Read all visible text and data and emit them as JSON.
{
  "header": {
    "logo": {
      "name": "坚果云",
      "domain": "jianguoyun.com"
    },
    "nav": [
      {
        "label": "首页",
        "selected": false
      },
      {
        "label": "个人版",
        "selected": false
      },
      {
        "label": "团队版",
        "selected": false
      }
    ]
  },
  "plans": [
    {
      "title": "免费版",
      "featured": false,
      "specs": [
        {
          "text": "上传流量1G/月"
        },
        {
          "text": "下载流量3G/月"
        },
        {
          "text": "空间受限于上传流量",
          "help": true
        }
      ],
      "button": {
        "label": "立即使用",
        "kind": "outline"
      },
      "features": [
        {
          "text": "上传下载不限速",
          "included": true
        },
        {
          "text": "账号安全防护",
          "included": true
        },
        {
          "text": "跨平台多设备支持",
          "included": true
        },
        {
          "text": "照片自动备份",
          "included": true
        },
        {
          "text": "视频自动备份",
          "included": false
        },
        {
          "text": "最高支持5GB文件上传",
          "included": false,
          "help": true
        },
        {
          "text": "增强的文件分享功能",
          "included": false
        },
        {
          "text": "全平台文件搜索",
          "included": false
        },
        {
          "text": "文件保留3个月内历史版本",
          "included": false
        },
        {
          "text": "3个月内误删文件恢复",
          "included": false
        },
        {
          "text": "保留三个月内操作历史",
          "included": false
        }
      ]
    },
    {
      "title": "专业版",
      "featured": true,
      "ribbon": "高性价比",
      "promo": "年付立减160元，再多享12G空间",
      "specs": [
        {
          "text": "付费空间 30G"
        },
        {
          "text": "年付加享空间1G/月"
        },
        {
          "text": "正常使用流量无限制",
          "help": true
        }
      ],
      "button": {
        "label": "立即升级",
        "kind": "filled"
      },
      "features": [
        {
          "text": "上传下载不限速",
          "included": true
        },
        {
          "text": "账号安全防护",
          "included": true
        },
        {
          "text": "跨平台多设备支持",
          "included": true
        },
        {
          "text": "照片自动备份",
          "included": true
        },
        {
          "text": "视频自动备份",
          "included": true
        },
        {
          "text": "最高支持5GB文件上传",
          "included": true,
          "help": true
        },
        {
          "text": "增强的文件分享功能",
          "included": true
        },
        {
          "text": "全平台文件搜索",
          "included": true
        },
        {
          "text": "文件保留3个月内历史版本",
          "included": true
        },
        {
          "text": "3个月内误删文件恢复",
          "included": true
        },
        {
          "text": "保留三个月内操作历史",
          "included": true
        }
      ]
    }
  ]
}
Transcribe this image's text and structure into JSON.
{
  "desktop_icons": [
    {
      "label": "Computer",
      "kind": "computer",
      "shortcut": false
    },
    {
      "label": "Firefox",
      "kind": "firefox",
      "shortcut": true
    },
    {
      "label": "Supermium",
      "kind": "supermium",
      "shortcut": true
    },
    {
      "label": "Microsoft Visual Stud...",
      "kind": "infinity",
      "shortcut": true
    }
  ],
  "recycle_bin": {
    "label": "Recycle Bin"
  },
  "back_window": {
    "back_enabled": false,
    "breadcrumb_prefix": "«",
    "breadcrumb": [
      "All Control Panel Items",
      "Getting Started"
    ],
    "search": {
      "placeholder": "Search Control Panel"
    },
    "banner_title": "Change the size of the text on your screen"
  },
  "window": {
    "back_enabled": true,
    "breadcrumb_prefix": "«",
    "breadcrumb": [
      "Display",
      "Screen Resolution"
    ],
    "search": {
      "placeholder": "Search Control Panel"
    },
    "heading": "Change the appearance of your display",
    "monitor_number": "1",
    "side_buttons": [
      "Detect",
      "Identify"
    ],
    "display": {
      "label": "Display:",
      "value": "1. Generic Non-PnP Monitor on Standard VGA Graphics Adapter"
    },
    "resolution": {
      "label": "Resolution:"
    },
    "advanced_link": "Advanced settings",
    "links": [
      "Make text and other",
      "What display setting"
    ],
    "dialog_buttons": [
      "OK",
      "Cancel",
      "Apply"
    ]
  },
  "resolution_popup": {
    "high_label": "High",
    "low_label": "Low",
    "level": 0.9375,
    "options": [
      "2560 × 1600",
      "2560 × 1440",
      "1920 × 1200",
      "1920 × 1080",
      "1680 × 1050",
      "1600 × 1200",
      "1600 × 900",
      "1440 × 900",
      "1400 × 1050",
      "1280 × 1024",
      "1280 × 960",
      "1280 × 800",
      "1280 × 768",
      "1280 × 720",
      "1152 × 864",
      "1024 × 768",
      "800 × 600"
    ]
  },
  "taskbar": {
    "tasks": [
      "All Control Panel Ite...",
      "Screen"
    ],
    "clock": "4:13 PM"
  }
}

+ + +

**Task to carry out:** Everything in the listing above should be restated exactly.

**Final answer:**
Read all visible text and data and emit them as JSON.
{
  "header": {
    "logo": {
      "name": "坚果云",
      "domain": "jianguoyun.com"
    },
    "nav": [
      {
        "label": "首页",
        "selected": false
      },
      {
        "label": "个人版",
        "selected": false
      },
      {
        "label": "团队版",
        "selected": false
      }
    ]
  },
  "plans": [
    {
      "title": "免费版",
      "featured": false,
      "specs": [
        {
          "text": "上传流量1G/月"
        },
        {
          "text": "下载流量3G/月"
        },
        {
          "text": "空间受限于上传流量",
          "help": true
        }
      ],
      "button": {
        "label": "立即使用",
        "kind": "outline"
      },
      "features": [
        {
          "text": "上传下载不限速",
          "included": true
        },
        {
          "text": "账号安全防护",
          "included": true
        },
        {
          "text": "跨平台多设备支持",
          "included": true
        },
        {
          "text": "照片自动备份",
          "included": true
        },
        {
          "text": "视频自动备份",
          "included": false
        },
        {
          "text": "最高支持5GB文件上传",
          "included": false,
          "help": true
        },
        {
          "text": "增强的文件分享功能",
          "included": false
        },
        {
          "text": "全平台文件搜索",
          "included": false
        },
        {
          "text": "文件保留3个月内历史版本",
          "included": false
        },
        {
          "text": "3个月内误删文件恢复",
          "included": false
        },
        {
          "text": "保留三个月内操作历史",
          "included": false
        }
      ]
    },
    {
      "title": "专业版",
      "featured": true,
      "ribbon": "高性价比",
      "promo": "年付立减160元，再多享12G空间",
      "specs": [
        {
          "text": "付费空间 30G"
        },
        {
          "text": "年付加享空间1G/月"
        },
        {
          "text": "正常使用流量无限制",
          "help": true
        }
      ],
      "button": {
        "label": "立即升级",
        "kind": "filled"
      },
      "features": [
        {
          "text": "上传下载不限速",
          "included": true
        },
        {
          "text": "账号安全防护",
          "included": true
        },
        {
          "text": "跨平台多设备支持",
          "included": true
        },
        {
          "text": "照片自动备份",
          "included": true
        },
        {
          "text": "视频自动备份",
          "included": true
        },
        {
          "text": "最高支持5GB文件上传",
          "included": true,
          "help": true
        },
        {
          "text": "增强的文件分享功能",
          "included": true
        },
        {
          "text": "全平台文件搜索",
          "included": true
        },
        {
          "text": "文件保留3个月内历史版本",
          "included": true
        },
        {
          "text": "3个月内误删文件恢复",
          "included": true
        },
        {
          "text": "保留三个月内操作历史",
          "included": true
        }
      ]
    }
  ]
}
Transcribe this image's text and structure into JSON.
{
  "desktop_icons": [
    {
      "label": "Computer",
      "kind": "computer",
      "shortcut": false
    },
    {
      "label": "Firefox",
      "kind": "firefox",
      "shortcut": true
    },
    {
      "label": "Supermium",
      "kind": "supermium",
      "shortcut": true
    },
    {
      "label": "Microsoft Visual Stud...",
      "kind": "infinity",
      "shortcut": true
    }
  ],
  "recycle_bin": {
    "label": "Recycle Bin"
  },
  "back_window": {
    "back_enabled": false,
    "breadcrumb_prefix": "«",
    "breadcrumb": [
      "All Control Panel Items",
      "Getting Started"
    ],
    "search": {
      "placeholder": "Search Control Panel"
    },
    "banner_title": "Change the size of the text on your screen"
  },
  "window": {
    "back_enabled": true,
    "breadcrumb_prefix": "«",
    "breadcrumb": [
      "Display",
      "Screen Resolution"
    ],
    "search": {
      "placeholder": "Search Control Panel"
    },
    "heading": "Change the appearance of your display",
    "monitor_number": "1",
    "side_buttons": [
      "Detect",
      "Identify"
    ],
    "display": {
      "label": "Display:",
      "value": "1. Generic Non-PnP Monitor on Standard VGA Graphics Adapter"
    },
    "resolution": {
      "label": "Resolution:"
    },
    "advanced_link": "Advanced settings",
    "links": [
      "Make text and other",
      "What display setting"
    ],
    "dialog_buttons": [
      "OK",
      "Cancel",
      "Apply"
    ]
  },
  "resolution_popup": {
    "high_label": "High",
    "low_label": "Low",
    "level": 0.9375,
    "options": [
      "2560 × 1600",
      "2560 × 1440",
      "1920 × 1200",
      "1920 × 1080",
      "1680 × 1050",
      "1600 × 1200",
      "1600 × 900",
      "1440 × 900",
      "1400 × 1050",
      "1280 × 1024",
      "1280 × 960",
      "1280 × 800",
      "1280 × 768",
      "1280 × 720",
      "1152 × 864",
      "1024 × 768",
      "800 × 600"
    ]
  },
  "taskbar": {
    "tasks": [
      "All Control Panel Ite...",
      "Screen"
    ],
    "clock": "4:13 PM"
  }
}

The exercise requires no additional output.